### Source extract
┄┄┄┄┄┄

Roles of low muscle strength and sarcopenic obesity on incident symptomatic knee osteoarthritis: A longitudinal cohort study
by Laijun Yan, Haiya Ge, Zhengming Wang, Anping Shen, Qinguang Xu, Ding Jiang, Yuelong Cao
ObjectivesSarcopenia is prevalent in middle to old age. We aimed to investigate the association between muscle strength and the incident knee osteoarthritis (OA).
Methods12,043 participants were collected from the China Health and Retirement Longitudinal Study. The effects of sarcopenic obesity (defined by obesity in combination with possible sarcopenia) on knee OA onset were calculated using Poisson regression models. Mediation analysis was fit to estimate mediating proportion of muscle strength on the association between obesity and incident knee OA.

┄┄┄┄┄┄

### Actions to take
[a] In the knee osteoarthritis abstract, how many participants were collected from the China Health and Retirement Longitudinal Study?
[b] Reproduce everything in the knee osteoarthritis abstract from "Methods12,043 participants were" down to "incident knee OA.".
[c] Extend the abstract on muscle strength and knee osteoarthritis onward from its final sentence.

┄┄┄┄┄┄

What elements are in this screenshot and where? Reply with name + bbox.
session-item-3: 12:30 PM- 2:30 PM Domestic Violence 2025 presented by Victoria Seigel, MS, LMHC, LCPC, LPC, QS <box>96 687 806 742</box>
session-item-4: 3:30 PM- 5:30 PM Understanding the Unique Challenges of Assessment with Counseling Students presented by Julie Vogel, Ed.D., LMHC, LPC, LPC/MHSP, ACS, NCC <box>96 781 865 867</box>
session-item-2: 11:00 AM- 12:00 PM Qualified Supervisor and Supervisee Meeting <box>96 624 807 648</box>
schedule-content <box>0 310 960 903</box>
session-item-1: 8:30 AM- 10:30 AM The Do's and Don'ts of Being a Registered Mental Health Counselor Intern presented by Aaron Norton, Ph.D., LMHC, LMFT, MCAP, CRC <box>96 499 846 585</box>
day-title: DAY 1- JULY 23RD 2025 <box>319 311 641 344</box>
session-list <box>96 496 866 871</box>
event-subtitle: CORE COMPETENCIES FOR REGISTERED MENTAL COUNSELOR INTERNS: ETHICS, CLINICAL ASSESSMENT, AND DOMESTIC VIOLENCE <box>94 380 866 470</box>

┄┄┄┄┄┄

### Solved problems
[a] 12,043 participants

[b]
Methods12,043 participants were collected from the China Health and Retirement Longitudinal Study. The effects of sarcopenic obesity (defined by obesity in combination with possible sarcopenia) on knee OA onset were calculated using Poisson regression models. Mediation analysis was fit to estimate mediating proportion of muscle strength on the association between obesity and incident knee OA.

[c]
ResultsThe study all enrolled 12,043 participants with 2,008 progressed to knee OA. Poisson analyses demonstrated causal association of general obesity (RR:1.23, 95% CI: 1.08 to 1.39) and abdominal obesity (RR:1.23, 95% CI: 1.11 to 1.35) with knee OA onset. For the risk of incident knee OA, participants with the highest level of normalized grip strength had a decreased risk of incident knee OA by 0.33 (RR:0.67, 95% CI: 0.60 to 0.75) times compared to the control group, and chair-rising time was associated with increased risk of incident knee OA by 0.65 (RR:1.65, 95% CI: 1.17 to 2.33) times. Sensitivity analysis identified similar results. Participants with sarcopenic obesity were about 2 times risk of incident knee OA than reference group. Normalized grip strength and chair-rising time mediated the association between obesity and incidence of knee OA.
ConclusionsSarcopenic obesity is correlated with an increased risk of knee OA. Muscle strength recovery may alleviate the risk of incident knee OA in middle to old age with obesity.